* WORK INSTRUCTIONS:
Collect all lines from the records below that include the word "true".

* RECORD SET:

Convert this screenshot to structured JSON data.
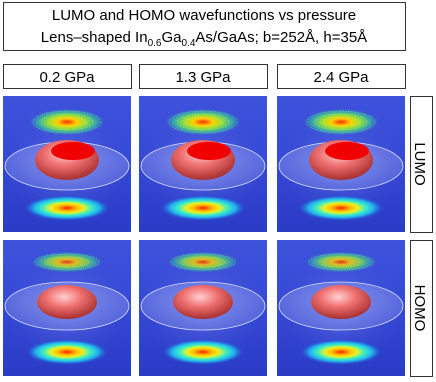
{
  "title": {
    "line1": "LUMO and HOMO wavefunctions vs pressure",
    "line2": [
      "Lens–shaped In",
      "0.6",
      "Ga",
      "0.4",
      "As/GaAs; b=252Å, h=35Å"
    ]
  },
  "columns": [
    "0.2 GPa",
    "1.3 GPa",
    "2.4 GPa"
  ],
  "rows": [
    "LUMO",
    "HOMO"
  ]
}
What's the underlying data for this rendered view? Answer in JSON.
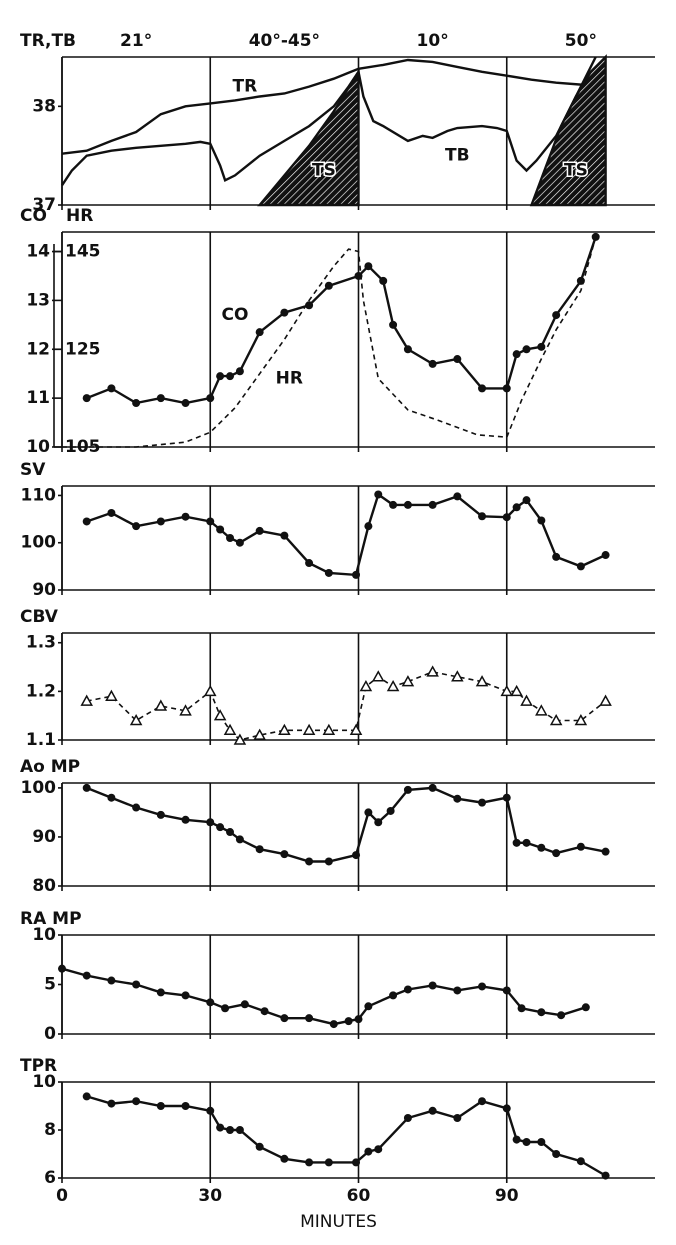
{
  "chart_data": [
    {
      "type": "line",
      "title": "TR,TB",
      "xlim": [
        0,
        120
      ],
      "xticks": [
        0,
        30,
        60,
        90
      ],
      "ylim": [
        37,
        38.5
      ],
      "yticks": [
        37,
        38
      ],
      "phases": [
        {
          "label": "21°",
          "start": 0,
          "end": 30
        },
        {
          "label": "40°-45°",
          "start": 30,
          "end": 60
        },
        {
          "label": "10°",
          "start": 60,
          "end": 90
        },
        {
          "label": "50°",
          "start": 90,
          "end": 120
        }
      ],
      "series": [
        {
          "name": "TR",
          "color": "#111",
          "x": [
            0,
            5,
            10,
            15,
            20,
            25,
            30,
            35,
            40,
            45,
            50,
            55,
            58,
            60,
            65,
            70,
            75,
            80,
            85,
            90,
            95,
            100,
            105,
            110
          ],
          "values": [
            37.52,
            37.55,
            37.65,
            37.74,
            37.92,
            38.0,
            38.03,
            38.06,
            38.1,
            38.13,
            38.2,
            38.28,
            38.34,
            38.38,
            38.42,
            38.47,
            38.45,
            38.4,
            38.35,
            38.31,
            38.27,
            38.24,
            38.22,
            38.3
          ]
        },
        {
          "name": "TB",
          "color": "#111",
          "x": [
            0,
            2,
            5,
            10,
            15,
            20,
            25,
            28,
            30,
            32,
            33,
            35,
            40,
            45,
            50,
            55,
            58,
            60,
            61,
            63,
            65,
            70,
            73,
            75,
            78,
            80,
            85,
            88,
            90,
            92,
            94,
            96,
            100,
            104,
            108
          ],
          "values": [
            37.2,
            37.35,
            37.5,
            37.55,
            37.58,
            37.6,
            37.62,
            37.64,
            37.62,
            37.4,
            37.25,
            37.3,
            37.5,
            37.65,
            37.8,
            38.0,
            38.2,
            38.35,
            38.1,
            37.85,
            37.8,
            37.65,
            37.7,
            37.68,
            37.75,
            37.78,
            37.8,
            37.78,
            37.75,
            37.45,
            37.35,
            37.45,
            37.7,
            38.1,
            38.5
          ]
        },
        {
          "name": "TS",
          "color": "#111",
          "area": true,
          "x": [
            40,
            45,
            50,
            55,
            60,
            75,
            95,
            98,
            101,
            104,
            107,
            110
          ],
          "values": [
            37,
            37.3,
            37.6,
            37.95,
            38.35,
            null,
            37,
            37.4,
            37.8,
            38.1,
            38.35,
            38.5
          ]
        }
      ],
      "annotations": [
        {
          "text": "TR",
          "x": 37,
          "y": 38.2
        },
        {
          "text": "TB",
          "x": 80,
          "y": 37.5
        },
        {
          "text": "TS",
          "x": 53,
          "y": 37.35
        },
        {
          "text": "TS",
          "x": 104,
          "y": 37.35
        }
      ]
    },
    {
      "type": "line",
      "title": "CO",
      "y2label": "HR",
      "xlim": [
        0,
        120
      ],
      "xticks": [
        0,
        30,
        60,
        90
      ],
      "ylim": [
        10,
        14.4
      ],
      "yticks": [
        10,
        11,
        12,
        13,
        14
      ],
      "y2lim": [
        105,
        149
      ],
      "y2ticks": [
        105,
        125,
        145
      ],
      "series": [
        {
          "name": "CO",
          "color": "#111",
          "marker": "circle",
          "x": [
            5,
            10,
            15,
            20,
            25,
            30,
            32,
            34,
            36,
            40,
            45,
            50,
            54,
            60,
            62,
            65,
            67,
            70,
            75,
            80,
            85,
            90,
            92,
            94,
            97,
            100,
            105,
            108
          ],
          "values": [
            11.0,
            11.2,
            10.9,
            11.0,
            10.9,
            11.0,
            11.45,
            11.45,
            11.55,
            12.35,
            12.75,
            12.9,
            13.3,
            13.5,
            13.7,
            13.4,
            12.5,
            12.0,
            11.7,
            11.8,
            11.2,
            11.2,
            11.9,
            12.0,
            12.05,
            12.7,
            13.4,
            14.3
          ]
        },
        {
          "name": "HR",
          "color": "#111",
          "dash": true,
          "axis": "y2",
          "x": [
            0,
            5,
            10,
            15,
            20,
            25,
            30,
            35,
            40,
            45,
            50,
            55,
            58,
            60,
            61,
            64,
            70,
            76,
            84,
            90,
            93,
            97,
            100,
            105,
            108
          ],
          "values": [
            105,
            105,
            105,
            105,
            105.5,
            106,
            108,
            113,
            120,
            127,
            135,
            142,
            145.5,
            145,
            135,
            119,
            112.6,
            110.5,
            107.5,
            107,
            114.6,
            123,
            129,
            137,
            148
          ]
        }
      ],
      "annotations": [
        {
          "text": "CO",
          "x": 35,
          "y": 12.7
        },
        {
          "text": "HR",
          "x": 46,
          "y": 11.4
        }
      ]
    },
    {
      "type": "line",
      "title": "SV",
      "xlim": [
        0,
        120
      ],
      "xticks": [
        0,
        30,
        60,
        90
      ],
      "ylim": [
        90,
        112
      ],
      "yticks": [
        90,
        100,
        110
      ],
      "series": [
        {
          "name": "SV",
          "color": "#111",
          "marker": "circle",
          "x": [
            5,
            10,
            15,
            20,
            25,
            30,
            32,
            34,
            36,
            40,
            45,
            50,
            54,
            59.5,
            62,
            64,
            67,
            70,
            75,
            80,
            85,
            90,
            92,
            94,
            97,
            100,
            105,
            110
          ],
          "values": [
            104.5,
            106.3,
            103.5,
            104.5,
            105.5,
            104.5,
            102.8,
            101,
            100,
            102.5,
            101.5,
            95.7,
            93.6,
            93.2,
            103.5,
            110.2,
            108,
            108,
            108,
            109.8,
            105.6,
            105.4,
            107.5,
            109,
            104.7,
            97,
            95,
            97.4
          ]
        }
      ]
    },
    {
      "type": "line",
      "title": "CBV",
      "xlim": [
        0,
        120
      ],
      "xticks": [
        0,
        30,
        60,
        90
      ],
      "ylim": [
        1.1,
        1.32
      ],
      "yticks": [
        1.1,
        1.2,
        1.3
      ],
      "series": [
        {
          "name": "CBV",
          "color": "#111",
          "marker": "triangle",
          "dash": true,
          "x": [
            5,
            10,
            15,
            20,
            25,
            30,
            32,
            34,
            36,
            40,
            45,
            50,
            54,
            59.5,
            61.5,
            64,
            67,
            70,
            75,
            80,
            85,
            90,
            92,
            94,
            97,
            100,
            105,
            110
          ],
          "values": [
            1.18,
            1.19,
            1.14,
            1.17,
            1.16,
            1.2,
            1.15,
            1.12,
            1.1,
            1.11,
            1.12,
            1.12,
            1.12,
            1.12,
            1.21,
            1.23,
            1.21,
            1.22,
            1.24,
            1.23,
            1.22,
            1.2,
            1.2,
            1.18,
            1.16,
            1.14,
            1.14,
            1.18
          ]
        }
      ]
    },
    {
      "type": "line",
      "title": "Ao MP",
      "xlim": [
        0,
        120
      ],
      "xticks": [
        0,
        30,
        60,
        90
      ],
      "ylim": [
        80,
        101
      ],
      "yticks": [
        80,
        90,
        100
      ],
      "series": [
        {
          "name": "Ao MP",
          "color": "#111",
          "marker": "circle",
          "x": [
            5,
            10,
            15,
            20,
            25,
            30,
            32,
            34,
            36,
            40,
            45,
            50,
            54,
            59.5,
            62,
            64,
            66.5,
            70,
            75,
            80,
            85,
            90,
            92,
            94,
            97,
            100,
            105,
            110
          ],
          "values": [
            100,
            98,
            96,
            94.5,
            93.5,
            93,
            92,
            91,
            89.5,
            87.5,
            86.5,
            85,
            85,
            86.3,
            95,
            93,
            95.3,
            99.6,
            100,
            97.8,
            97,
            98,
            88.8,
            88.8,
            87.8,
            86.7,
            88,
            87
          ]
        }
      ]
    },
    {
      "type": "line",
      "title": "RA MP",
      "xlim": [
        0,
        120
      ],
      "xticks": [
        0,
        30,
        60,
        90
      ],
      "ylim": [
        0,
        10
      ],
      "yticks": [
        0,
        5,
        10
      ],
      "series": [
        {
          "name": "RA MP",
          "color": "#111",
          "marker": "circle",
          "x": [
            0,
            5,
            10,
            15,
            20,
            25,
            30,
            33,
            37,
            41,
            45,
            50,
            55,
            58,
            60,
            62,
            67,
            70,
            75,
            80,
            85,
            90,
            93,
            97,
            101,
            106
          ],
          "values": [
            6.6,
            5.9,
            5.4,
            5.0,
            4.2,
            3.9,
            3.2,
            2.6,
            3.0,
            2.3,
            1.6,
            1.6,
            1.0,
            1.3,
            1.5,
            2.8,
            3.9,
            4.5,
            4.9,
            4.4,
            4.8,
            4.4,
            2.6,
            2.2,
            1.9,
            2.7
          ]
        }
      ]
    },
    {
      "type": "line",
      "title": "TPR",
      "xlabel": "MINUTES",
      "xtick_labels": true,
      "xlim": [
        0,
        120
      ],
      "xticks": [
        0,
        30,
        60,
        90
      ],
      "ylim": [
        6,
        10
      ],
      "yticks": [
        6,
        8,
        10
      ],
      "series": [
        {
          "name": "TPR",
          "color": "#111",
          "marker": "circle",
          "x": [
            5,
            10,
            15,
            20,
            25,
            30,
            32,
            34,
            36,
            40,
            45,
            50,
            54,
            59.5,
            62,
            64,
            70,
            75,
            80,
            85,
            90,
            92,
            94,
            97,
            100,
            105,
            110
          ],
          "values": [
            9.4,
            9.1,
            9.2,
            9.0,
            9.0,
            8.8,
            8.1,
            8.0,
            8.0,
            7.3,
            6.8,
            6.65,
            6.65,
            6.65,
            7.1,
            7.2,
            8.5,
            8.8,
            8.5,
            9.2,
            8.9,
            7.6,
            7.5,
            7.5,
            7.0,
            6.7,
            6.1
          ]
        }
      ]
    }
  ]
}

* EXERCISE OUTPUT:
          "area": true,
          "dash": true,
          "dash": true,
      "xtick_labels": true,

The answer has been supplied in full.